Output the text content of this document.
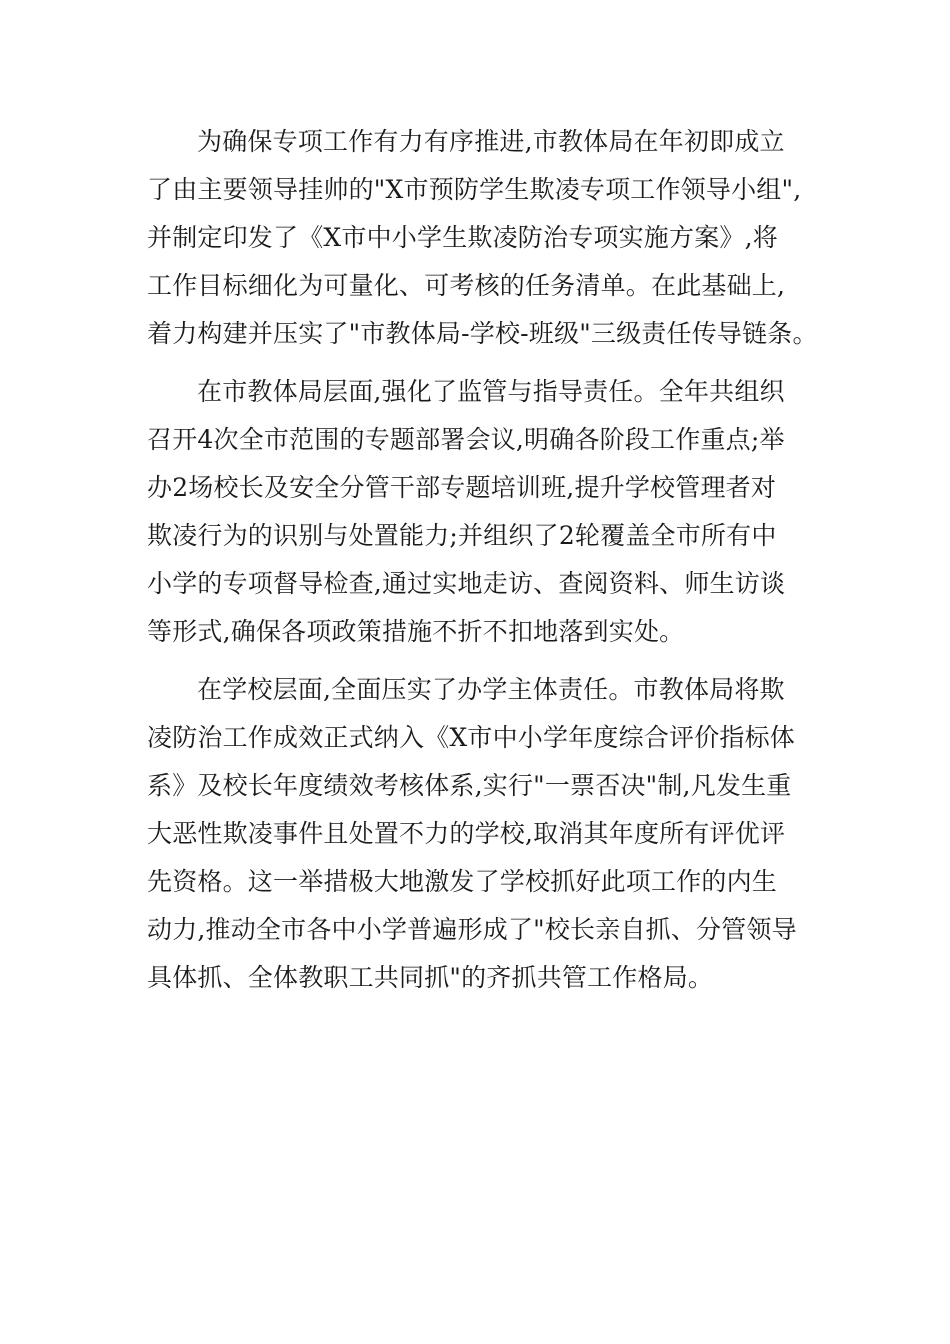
为确保专项工作有力有序推进,市教体局在年初即成立
了由主要领导挂帅的"X市预防学生欺凌专项工作领导小组",
并制定印发了《X市中小学生欺凌防治专项实施方案》,将
工作目标细化为可量化、可考核的任务清单。在此基础上,
着力构建并压实了"市教体局-学校-班级"三级责任传导链条。

在市教体局层面,强化了监管与指导责任。全年共组织
召开4次全市范围的专题部署会议,明确各阶段工作重点;举
办2场校长及安全分管干部专题培训班,提升学校管理者对
欺凌行为的识别与处置能力;并组织了2轮覆盖全市所有中
小学的专项督导检查,通过实地走访、查阅资料、师生访谈
等形式,确保各项政策措施不折不扣地落到实处。

在学校层面,全面压实了办学主体责任。市教体局将欺
凌防治工作成效正式纳入《X市中小学年度综合评价指标体
系》及校长年度绩效考核体系,实行"一票否决"制,凡发生重
大恶性欺凌事件且处置不力的学校,取消其年度所有评优评
先资格。这一举措极大地激发了学校抓好此项工作的内生
动力,推动全市各中小学普遍形成了"校长亲自抓、分管领导
具体抓、全体教职工共同抓"的齐抓共管工作格局。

_Challenge:_ Print each line of the material above exactly, with the pictures removed from your copy.

_Task answer:_
Output the text content of this document.
为确保专项工作有力有序推进,市教体局在年初即成立
了由主要领导挂帅的"X市预防学生欺凌专项工作领导小组",
并制定印发了《X市中小学生欺凌防治专项实施方案》,将
工作目标细化为可量化、可考核的任务清单。在此基础上,
着力构建并压实了"市教体局-学校-班级"三级责任传导链条。

在市教体局层面,强化了监管与指导责任。全年共组织
召开4次全市范围的专题部署会议,明确各阶段工作重点;举
办2场校长及安全分管干部专题培训班,提升学校管理者对
欺凌行为的识别与处置能力;并组织了2轮覆盖全市所有中
小学的专项督导检查,通过实地走访、查阅资料、师生访谈
等形式,确保各项政策措施不折不扣地落到实处。

在学校层面,全面压实了办学主体责任。市教体局将欺
凌防治工作成效正式纳入《X市中小学年度综合评价指标体
系》及校长年度绩效考核体系,实行"一票否决"制,凡发生重
大恶性欺凌事件且处置不力的学校,取消其年度所有评优评
先资格。这一举措极大地激发了学校抓好此项工作的内生
动力,推动全市各中小学普遍形成了"校长亲自抓、分管领导
具体抓、全体教职工共同抓"的齐抓共管工作格局。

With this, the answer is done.